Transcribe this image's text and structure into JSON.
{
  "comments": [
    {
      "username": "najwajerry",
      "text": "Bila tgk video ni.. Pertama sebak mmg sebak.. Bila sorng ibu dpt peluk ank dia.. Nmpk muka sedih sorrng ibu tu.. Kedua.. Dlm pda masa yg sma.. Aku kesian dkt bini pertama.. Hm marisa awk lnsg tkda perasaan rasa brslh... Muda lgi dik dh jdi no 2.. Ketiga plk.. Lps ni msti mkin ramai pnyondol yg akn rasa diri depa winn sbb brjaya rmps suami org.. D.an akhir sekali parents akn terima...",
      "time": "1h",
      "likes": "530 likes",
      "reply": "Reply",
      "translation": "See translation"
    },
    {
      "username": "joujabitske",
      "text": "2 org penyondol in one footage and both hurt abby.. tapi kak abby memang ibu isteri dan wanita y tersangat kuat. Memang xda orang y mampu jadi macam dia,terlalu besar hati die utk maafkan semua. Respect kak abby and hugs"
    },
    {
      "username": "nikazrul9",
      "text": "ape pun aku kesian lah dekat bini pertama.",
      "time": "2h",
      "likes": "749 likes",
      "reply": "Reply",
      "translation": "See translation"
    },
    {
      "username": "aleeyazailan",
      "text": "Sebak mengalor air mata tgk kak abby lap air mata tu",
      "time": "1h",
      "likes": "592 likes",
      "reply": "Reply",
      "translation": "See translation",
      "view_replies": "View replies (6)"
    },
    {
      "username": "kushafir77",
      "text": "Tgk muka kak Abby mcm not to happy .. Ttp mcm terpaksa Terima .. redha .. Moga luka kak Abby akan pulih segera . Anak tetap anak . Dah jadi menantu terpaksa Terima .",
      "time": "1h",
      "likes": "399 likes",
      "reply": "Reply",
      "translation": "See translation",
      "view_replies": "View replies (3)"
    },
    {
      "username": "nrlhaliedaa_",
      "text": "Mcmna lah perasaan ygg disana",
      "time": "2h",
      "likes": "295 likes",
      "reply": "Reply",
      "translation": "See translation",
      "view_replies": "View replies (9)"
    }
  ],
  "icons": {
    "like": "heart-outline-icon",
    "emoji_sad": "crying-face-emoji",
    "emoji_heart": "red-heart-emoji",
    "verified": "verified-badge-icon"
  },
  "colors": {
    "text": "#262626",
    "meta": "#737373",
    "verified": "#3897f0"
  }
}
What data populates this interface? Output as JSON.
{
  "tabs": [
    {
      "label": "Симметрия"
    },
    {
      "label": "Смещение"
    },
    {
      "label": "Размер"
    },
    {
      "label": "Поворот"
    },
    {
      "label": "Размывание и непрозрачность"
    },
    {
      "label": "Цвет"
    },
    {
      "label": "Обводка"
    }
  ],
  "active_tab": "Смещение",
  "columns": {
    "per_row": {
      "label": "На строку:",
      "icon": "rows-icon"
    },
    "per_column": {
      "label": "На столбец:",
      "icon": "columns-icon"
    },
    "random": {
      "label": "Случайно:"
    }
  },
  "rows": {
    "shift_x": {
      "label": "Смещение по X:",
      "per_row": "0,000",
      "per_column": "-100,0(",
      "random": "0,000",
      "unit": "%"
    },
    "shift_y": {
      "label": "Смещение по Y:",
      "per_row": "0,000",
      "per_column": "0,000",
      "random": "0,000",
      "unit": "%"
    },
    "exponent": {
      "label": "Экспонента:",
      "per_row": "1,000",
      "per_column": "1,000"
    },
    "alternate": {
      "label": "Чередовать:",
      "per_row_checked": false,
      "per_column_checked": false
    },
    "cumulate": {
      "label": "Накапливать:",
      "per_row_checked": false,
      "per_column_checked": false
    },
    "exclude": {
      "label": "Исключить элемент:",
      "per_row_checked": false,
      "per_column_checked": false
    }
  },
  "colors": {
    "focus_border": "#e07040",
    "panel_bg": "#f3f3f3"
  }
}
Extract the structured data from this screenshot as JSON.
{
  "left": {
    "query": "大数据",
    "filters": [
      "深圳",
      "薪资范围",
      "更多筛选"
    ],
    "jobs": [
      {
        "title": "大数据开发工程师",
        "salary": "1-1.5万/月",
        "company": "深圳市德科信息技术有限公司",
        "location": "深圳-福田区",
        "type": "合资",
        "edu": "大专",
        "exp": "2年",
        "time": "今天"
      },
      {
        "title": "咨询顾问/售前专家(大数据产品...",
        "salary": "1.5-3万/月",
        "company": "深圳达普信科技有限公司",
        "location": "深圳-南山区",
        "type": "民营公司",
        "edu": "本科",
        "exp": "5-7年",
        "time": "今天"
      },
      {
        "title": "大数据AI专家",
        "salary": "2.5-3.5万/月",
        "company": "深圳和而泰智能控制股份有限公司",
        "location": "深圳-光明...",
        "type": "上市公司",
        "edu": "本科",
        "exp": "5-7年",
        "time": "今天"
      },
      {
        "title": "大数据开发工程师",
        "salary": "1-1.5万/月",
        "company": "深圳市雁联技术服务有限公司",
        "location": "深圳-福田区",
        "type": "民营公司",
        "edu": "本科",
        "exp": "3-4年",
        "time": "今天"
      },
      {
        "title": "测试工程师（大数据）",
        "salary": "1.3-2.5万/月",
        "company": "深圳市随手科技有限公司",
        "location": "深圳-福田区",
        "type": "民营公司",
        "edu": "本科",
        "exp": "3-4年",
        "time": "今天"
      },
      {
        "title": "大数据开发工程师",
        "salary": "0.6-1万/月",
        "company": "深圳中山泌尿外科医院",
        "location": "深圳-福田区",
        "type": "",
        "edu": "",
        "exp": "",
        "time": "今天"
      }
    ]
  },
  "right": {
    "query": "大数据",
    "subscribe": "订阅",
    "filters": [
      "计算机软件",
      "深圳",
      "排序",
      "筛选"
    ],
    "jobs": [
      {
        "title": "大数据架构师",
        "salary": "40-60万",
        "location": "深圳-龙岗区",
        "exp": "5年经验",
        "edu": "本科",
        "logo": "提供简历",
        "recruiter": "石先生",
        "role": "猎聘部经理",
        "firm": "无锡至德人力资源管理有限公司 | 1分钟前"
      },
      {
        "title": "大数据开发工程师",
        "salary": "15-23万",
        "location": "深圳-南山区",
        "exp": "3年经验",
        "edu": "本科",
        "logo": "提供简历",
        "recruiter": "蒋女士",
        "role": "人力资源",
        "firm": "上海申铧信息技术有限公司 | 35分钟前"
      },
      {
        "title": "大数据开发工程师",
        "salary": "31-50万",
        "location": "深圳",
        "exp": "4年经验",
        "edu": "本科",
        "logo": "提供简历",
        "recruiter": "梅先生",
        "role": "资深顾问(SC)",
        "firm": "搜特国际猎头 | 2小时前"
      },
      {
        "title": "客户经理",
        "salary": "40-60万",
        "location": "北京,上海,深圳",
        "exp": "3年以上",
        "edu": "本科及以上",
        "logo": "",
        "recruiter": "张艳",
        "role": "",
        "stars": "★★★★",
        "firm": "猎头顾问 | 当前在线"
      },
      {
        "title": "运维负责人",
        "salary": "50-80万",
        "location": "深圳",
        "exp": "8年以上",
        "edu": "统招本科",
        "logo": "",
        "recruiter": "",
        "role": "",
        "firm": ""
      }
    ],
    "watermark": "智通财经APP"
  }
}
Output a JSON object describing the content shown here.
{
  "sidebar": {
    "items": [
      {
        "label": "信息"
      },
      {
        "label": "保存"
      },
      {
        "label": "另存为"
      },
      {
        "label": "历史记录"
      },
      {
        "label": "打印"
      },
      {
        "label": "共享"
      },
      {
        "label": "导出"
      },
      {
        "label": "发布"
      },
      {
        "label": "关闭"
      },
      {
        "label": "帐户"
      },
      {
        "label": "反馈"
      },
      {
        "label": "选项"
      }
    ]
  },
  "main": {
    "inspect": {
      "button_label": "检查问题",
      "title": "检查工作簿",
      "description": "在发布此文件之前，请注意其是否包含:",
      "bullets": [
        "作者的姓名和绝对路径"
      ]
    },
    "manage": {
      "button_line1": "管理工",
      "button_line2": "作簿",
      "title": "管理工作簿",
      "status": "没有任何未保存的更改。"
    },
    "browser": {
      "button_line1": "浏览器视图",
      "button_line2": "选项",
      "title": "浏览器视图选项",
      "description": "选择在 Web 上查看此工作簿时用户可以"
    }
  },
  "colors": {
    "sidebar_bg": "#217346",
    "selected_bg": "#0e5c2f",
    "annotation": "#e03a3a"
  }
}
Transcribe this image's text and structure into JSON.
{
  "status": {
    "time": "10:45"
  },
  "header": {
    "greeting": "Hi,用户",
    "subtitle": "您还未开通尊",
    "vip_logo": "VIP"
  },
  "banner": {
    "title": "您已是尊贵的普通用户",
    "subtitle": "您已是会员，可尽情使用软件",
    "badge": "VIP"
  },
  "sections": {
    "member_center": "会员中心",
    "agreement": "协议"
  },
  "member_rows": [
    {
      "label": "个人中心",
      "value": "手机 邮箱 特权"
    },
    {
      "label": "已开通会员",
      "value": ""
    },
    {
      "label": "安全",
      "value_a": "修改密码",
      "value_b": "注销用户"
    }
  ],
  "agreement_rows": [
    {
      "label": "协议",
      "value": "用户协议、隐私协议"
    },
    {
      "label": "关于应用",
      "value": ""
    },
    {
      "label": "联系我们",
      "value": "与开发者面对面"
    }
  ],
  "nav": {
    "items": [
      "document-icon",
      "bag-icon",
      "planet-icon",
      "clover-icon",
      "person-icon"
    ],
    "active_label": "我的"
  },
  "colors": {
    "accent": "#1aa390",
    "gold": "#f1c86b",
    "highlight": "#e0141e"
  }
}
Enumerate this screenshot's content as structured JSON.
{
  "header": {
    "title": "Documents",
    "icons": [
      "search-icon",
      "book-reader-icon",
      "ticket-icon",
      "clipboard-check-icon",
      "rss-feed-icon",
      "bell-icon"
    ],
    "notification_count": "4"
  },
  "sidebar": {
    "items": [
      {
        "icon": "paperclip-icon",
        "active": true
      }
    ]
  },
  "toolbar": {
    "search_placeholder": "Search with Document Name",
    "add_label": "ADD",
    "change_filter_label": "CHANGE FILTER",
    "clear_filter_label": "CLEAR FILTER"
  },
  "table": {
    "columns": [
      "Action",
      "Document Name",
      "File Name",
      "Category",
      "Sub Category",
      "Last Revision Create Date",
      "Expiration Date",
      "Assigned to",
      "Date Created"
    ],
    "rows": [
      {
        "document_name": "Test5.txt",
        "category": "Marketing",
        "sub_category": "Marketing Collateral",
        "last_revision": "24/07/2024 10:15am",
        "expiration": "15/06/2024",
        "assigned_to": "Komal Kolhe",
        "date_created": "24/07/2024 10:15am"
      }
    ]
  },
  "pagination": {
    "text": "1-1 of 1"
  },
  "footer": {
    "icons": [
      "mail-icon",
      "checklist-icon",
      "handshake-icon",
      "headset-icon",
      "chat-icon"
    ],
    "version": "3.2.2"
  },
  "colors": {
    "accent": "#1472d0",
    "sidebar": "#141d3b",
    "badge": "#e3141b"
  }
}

━━━━

What you will do: Tally the lines in these entries that have the string "kesian" in them, then answer with the count and nothing else.

Answer for the task: 2